+++ RECORDS SUPPLIED
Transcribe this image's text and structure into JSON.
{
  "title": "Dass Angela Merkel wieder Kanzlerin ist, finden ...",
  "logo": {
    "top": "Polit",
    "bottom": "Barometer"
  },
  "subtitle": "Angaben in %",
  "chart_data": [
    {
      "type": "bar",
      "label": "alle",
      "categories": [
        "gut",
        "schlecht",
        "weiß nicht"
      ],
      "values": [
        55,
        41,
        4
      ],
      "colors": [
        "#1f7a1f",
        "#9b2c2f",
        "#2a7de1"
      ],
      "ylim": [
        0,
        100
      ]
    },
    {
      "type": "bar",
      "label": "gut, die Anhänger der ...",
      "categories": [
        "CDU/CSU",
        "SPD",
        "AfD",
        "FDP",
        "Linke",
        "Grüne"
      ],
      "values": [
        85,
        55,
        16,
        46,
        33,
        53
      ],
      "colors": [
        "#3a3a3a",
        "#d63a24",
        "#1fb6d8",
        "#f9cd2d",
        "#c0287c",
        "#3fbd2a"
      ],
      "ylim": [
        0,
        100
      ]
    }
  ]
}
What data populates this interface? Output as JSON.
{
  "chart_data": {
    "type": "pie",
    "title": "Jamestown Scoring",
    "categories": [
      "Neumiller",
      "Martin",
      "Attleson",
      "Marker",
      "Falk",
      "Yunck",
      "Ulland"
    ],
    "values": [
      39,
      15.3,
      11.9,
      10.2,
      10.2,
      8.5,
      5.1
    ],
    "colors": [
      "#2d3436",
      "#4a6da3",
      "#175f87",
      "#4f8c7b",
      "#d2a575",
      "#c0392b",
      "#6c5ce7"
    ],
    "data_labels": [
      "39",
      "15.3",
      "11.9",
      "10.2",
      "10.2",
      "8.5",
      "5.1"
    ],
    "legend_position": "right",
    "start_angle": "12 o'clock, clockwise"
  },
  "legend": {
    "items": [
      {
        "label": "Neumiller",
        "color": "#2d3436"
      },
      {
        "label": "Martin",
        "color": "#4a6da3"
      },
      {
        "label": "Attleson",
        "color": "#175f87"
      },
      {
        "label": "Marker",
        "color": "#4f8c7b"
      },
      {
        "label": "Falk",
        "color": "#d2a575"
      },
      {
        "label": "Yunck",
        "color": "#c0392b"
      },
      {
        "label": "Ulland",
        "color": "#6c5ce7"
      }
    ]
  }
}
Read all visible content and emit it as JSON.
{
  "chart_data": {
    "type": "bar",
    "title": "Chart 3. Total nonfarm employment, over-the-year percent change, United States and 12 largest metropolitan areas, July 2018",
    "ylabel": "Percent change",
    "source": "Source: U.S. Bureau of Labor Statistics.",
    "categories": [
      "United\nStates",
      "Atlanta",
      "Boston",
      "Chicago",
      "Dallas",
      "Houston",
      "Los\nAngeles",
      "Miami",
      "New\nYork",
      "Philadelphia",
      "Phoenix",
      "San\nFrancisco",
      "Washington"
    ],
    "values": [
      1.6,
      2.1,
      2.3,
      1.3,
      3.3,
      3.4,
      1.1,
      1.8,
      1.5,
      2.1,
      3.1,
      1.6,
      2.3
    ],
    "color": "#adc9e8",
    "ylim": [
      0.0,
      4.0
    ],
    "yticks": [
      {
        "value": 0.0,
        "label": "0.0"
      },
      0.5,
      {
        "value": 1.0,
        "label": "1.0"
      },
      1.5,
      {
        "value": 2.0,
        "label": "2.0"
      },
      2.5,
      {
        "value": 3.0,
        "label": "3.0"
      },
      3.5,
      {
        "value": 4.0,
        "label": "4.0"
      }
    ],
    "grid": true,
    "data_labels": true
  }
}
++++++
**WHAT IS ASKED**
Repeat all entries. Match them exactly.

**RESPONSE**
Transcribe this image's text and structure into JSON.
{
  "title": "Dass Angela Merkel wieder Kanzlerin ist, finden ...",
  "logo": {
    "top": "Polit",
    "bottom": "Barometer"
  },
  "subtitle": "Angaben in %",
  "chart_data": [
    {
      "type": "bar",
      "label": "alle",
      "categories": [
        "gut",
        "schlecht",
        "weiß nicht"
      ],
      "values": [
        55,
        41,
        4
      ],
      "colors": [
        "#1f7a1f",
        "#9b2c2f",
        "#2a7de1"
      ],
      "ylim": [
        0,
        100
      ]
    },
    {
      "type": "bar",
      "label": "gut, die Anhänger der ...",
      "categories": [
        "CDU/CSU",
        "SPD",
        "AfD",
        "FDP",
        "Linke",
        "Grüne"
      ],
      "values": [
        85,
        55,
        16,
        46,
        33,
        53
      ],
      "colors": [
        "#3a3a3a",
        "#d63a24",
        "#1fb6d8",
        "#f9cd2d",
        "#c0287c",
        "#3fbd2a"
      ],
      "ylim": [
        0,
        100
      ]
    }
  ]
}
What data populates this interface? Output as JSON.
{
  "chart_data": {
    "type": "pie",
    "title": "Jamestown Scoring",
    "categories": [
      "Neumiller",
      "Martin",
      "Attleson",
      "Marker",
      "Falk",
      "Yunck",
      "Ulland"
    ],
    "values": [
      39,
      15.3,
      11.9,
      10.2,
      10.2,
      8.5,
      5.1
    ],
    "colors": [
      "#2d3436",
      "#4a6da3",
      "#175f87",
      "#4f8c7b",
      "#d2a575",
      "#c0392b",
      "#6c5ce7"
    ],
    "data_labels": [
      "39",
      "15.3",
      "11.9",
      "10.2",
      "10.2",
      "8.5",
      "5.1"
    ],
    "legend_position": "right",
    "start_angle": "12 o'clock, clockwise"
  },
  "legend": {
    "items": [
      {
        "label": "Neumiller",
        "color": "#2d3436"
      },
      {
        "label": "Martin",
        "color": "#4a6da3"
      },
      {
        "label": "Attleson",
        "color": "#175f87"
      },
      {
        "label": "Marker",
        "color": "#4f8c7b"
      },
      {
        "label": "Falk",
        "color": "#d2a575"
      },
      {
        "label": "Yunck",
        "color": "#c0392b"
      },
      {
        "label": "Ulland",
        "color": "#6c5ce7"
      }
    ]
  }
}
Read all visible content and emit it as JSON.
{
  "chart_data": {
    "type": "bar",
    "title": "Chart 3. Total nonfarm employment, over-the-year percent change, United States and 12 largest metropolitan areas, July 2018",
    "ylabel": "Percent change",
    "source": "Source: U.S. Bureau of Labor Statistics.",
    "categories": [
      "United\nStates",
      "Atlanta",
      "Boston",
      "Chicago",
      "Dallas",
      "Houston",
      "Los\nAngeles",
      "Miami",
      "New\nYork",
      "Philadelphia",
      "Phoenix",
      "San\nFrancisco",
      "Washington"
    ],
    "values": [
      1.6,
      2.1,
      2.3,
      1.3,
      3.3,
      3.4,
      1.1,
      1.8,
      1.5,
      2.1,
      3.1,
      1.6,
      2.3
    ],
    "color": "#adc9e8",
    "ylim": [
      0.0,
      4.0
    ],
    "yticks": [
      {
        "value": 0.0,
        "label": "0.0"
      },
      0.5,
      {
        "value": 1.0,
        "label": "1.0"
      },
      1.5,
      {
        "value": 2.0,
        "label": "2.0"
      },
      2.5,
      {
        "value": 3.0,
        "label": "3.0"
      },
      3.5,
      {
        "value": 4.0,
        "label": "4.0"
      }
    ],
    "grid": true,
    "data_labels": true
  }
}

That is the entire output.